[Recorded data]
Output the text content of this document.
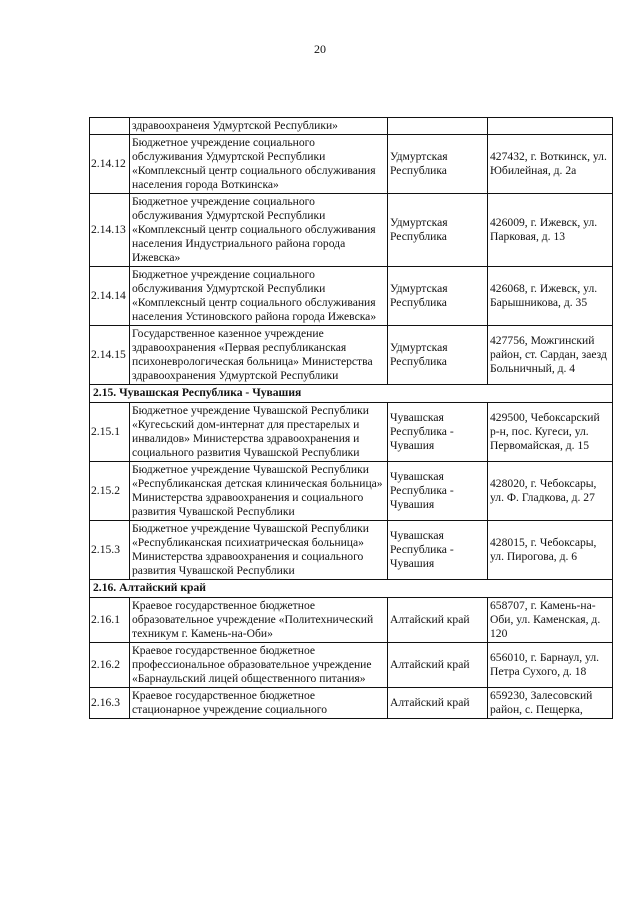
20
	здравоохранеия Удмуртской Республики»		
2.14.12	Бюджетное учреждение социального обслуживания Удмуртской Республики «Комплексный центр социального обслуживания населения города Воткинска»	Удмуртская Республика	427432, г. Воткинск, ул. Юбилейная, д. 2а
2.14.13	Бюджетное учреждение социального обслуживания Удмуртской Республики «Комплексный центр социального обслуживания населения Индустриального района города Ижевска»	Удмуртская Республика	426009, г. Ижевск, ул. Парковая, д. 13
2.14.14	Бюджетное учреждение социального обслуживания Удмуртской Республики «Комплексный центр социального обслуживания населения Устиновского района города Ижевска»	Удмуртская Республика	426068, г. Ижевск, ул. Барышникова, д. 35
2.14.15	Государственное казенное учреждение здравоохранения «Первая республиканская психоневрологическая больница» Министерства здравоохранения Удмуртской Республики	Удмуртская Республика	427756, Можгинский район, ст. Сардан, заезд Больничный, д. 4
2.15. Чувашская Республика - Чувашия			
2.15.1	Бюджетное учреждение Чувашской Республики «Кугесьский дом-интернат для престарелых и инвалидов» Министерства здравоохранения и социального развития Чувашской Республики	Чувашская Республика - Чувашия	429500, Чебоксарский р-н, пос. Кугеси, ул. Первомайская, д. 15
2.15.2	Бюджетное учреждение Чувашской Республики «Республиканская детская клиническая больница» Министерства здравоохранения и социального развития Чувашской Республики	Чувашская Республика - Чувашия	428020, г. Чебоксары, ул. Ф. Гладкова, д. 27
2.15.3	Бюджетное учреждение Чувашской Республики «Республиканская психиатрическая больница» Министерства здравоохранения и социального развития Чувашской Республики	Чувашская Республика - Чувашия	428015, г. Чебоксары, ул. Пирогова, д. 6
2.16. Алтайский край			
2.16.1	Краевое государственное бюджетное образовательное учреждение «Политехнический техникум г. Камень-на-Оби»	Алтайский край	658707, г. Камень-на-Оби, ул. Каменская, д. 120
2.16.2	Краевое государственное бюджетное профессиональное образовательное учреждение «Барнаульский лицей общественного питания»	Алтайский край	656010, г. Барнаул, ул. Петра Сухого, д. 18
2.16.3	Краевое государственное бюджетное стационарное учреждение социального	Алтайский край	659230, Залесовский район, с. Пещерка,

BRIEF.
Extract all the data above exactly, excluding every picture.

RESULT OF THIS TASK.
Output the text content of this document.
20
	здравоохранеия Удмуртской Республики»		
2.14.12	Бюджетное учреждение социального обслуживания Удмуртской Республики «Комплексный центр социального обслуживания населения города Воткинска»	Удмуртская Республика	427432, г. Воткинск, ул. Юбилейная, д. 2а
2.14.13	Бюджетное учреждение социального обслуживания Удмуртской Республики «Комплексный центр социального обслуживания населения Индустриального района города Ижевска»	Удмуртская Республика	426009, г. Ижевск, ул. Парковая, д. 13
2.14.14	Бюджетное учреждение социального обслуживания Удмуртской Республики «Комплексный центр социального обслуживания населения Устиновского района города Ижевска»	Удмуртская Республика	426068, г. Ижевск, ул. Барышникова, д. 35
2.14.15	Государственное казенное учреждение здравоохранения «Первая республиканская психоневрологическая больница» Министерства здравоохранения Удмуртской Республики	Удмуртская Республика	427756, Можгинский район, ст. Сардан, заезд Больничный, д. 4
2.15. Чувашская Республика - Чувашия			
2.15.1	Бюджетное учреждение Чувашской Республики «Кугесьский дом-интернат для престарелых и инвалидов» Министерства здравоохранения и социального развития Чувашской Республики	Чувашская Республика - Чувашия	429500, Чебоксарский р-н, пос. Кугеси, ул. Первомайская, д. 15
2.15.2	Бюджетное учреждение Чувашской Республики «Республиканская детская клиническая больница» Министерства здравоохранения и социального развития Чувашской Республики	Чувашская Республика - Чувашия	428020, г. Чебоксары, ул. Ф. Гладкова, д. 27
2.15.3	Бюджетное учреждение Чувашской Республики «Республиканская психиатрическая больница» Министерства здравоохранения и социального развития Чувашской Республики	Чувашская Республика - Чувашия	428015, г. Чебоксары, ул. Пирогова, д. 6
2.16. Алтайский край			
2.16.1	Краевое государственное бюджетное образовательное учреждение «Политехнический техникум г. Камень-на-Оби»	Алтайский край	658707, г. Камень-на-Оби, ул. Каменская, д. 120
2.16.2	Краевое государственное бюджетное профессиональное образовательное учреждение «Барнаульский лицей общественного питания»	Алтайский край	656010, г. Барнаул, ул. Петра Сухого, д. 18
2.16.3	Краевое государственное бюджетное стационарное учреждение социального	Алтайский край	659230, Залесовский район, с. Пещерка,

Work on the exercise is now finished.